Santri kini hadir di berbagai bidang menjadi akademisi, pejabat, pengusaha, dan profesional. Ada yang menulis buku, membuat aplikasi islami, bahkan menjadi inovator di bidang teknologi. Namun di manapun mereka berada, prinsipnya tetap sama: mengabdi dan memberi manfaat bagi umat.
7. Khidmah: Pengabdian Sebagai Jalan Hidup
Satu hal yang melekat dalam diri santri adalah semangat pengabdian atau khidmah. Dari pesantren kami belajar bahwa ilmu yang tidak diamalkan akan kehilangan berkahnya. Maka, setiap pekerjaan yang dilakukan dengan niat melayani menjadi ibadah yang bernilai tinggi.
Bekerja dengan hati, melayani masyarakat dengan tulus, dan menjaga amanah adalah bentuk nyata dari khidmah itu. Ini bukan tentang mencari pujian, tapi tentang memberi makna.
Ketika melihat para guru dan kyai yang mengabdikan hidup mereka untuk mendidik tanpa pamrih, saya belajar bahwa keberhasilan sejati bukan diukur dari jabatan atau kekayaan, tetapi dari seberapa banyak manfaat yang bisa kita berikan.
8. Santri di Era Digital: Menjaga Etika dan Integritas
Dunia digital membawa banyak peluang, tapi juga tantangan besar. Informasi begitu mudah diakses, namun kebenaran sering kali kabur. Di sinilah nilai-nilai pesantren menjadi penting.
Santri yang melek teknologi harus mampu menjadi penyejuk di dunia maya — menyebarkan kebaikan, bukan kebencian. Dengan dasar keilmuan dan moral yang kuat, santri bisa menjadi penjaga etika digital, pelopor literasi, dan pendorong perubahan yang positif.
Kita membutuhkan santri yang tidak hanya pandai membaca kitab, tetapi juga cakap mengelola data dan menginspirasi dunia dengan cara yang bijak. Santri yang bisa menjadi “penjaga moral” sekaligus “penggerak inovasi”.
9. Santri dan Cinta Tanah Air
Hari Santri Nasional berakar dari Resolusi Jihad 1945, ketika para ulama dan santri ikut berjuang mempertahankan kemerdekaan. Dari situ kita belajar bahwa cinta tanah air adalah bagian dari iman. Semangat itu perlu terus dijaga. Santri masa kini harus menjadi penjaga persatuan dan teladan moderasi. Di tengah perbedaan suku, budaya, dan pandangan, santri memiliki peran penting sebagai perekat bangsa. Nilai wasathiyah yaitu sikap tengah dan seimbang adalah warisan pesantren yang sangat relevan di era sekarang. Dari pesantren kita belajar untuk tidak ekstrem, tidak mudah menghakimi, dan selalu mencari jalan damai.

--------------------------------------------------

**Latihan 1**
Jawab pertanyaan berikut berdasarkan teks tentang santri:
(a) Apa yang hilang dari ilmu yang tidak diamalkan?
(b) Hari Santri Nasional berakar dari peristiwa apa?
(c) Apa yang dimaksud dengan nilai wasathiyah?
**Latihan 2**
Kembalikan tanpa perubahan seluruh bagian teks tentang santri, mulai dari "Ketika melihat para" terus ke bawah sampai "pesantren menjadi penting.".
**Latihan 3**
Teruskan teks tentang santri mulai sesudah kalimat terakhirnya.

**Materi**
--------------------------------------------------

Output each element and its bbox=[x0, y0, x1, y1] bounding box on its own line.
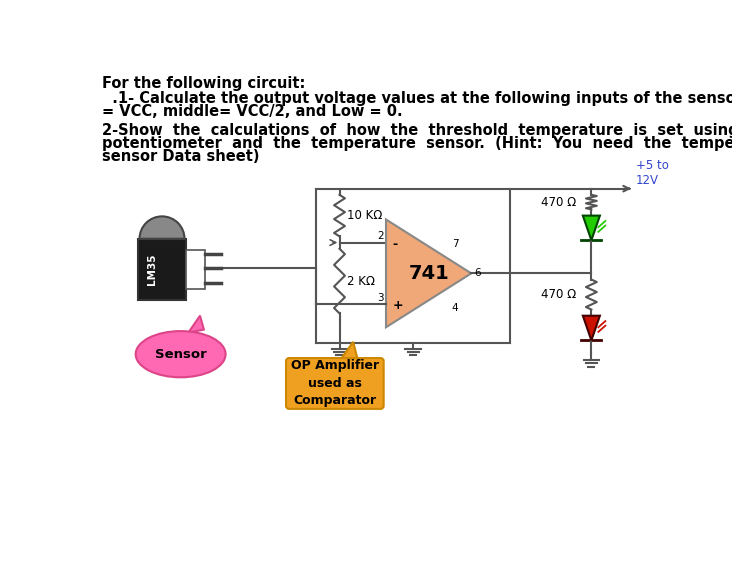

--------------------------------------------------

**Jawaban Tertulis 1**
(a) Berkahnya.
(b) Resolusi Jihad 1945.
(c) Sikap tengah dan seimbang.

**Jawaban Tertulis 2**
Ketika melihat para guru dan kyai yang mengabdikan hidup mereka untuk mendidik tanpa pamrih, saya belajar bahwa keberhasilan sejati bukan diukur dari jabatan atau kekayaan, tetapi dari seberapa banyak manfaat yang bisa kita berikan.
8. Santri di Era Digital: Menjaga Etika dan Integritas
Dunia digital membawa banyak peluang, tapi juga tantangan besar. Informasi begitu mudah diakses, namun kebenaran sering kali kabur. Di sinilah nilai-nilai pesantren menjadi penting.

**Jawaban Tertulis 3**
10. Pesan untuk Sesama Alumni
Setiap kali Hari Santri tiba, saya selalu merasa seperti sedang dipanggil pulang bukan secara fisik, tapi secara batin. Ada rasa rindu pada suasana pondok, pada para guru yang tulus mengajar, dan pada teman-teman seperjuangan yang kini tersebar di berbagai penjuru negeri.
Hari Santri mengingatkan kita semua agar tidak melupakan akar. Apa pun profesi dan posisi kita sekarang, jangan pernah melepaskan nilai-nilai kesantrian yang telah membentuk diri. Tetaplah jujur, rendah hati, dan bermanfaat bagi sesama.Kita mungkin sudah meninggalkan pesantren, tetapi pesantren tidak pernah meninggalkan kita. Suara azan subuh, aroma kitab kuning, dan senyum para guru akan selalu menjadi cahaya yang menuntun langkah.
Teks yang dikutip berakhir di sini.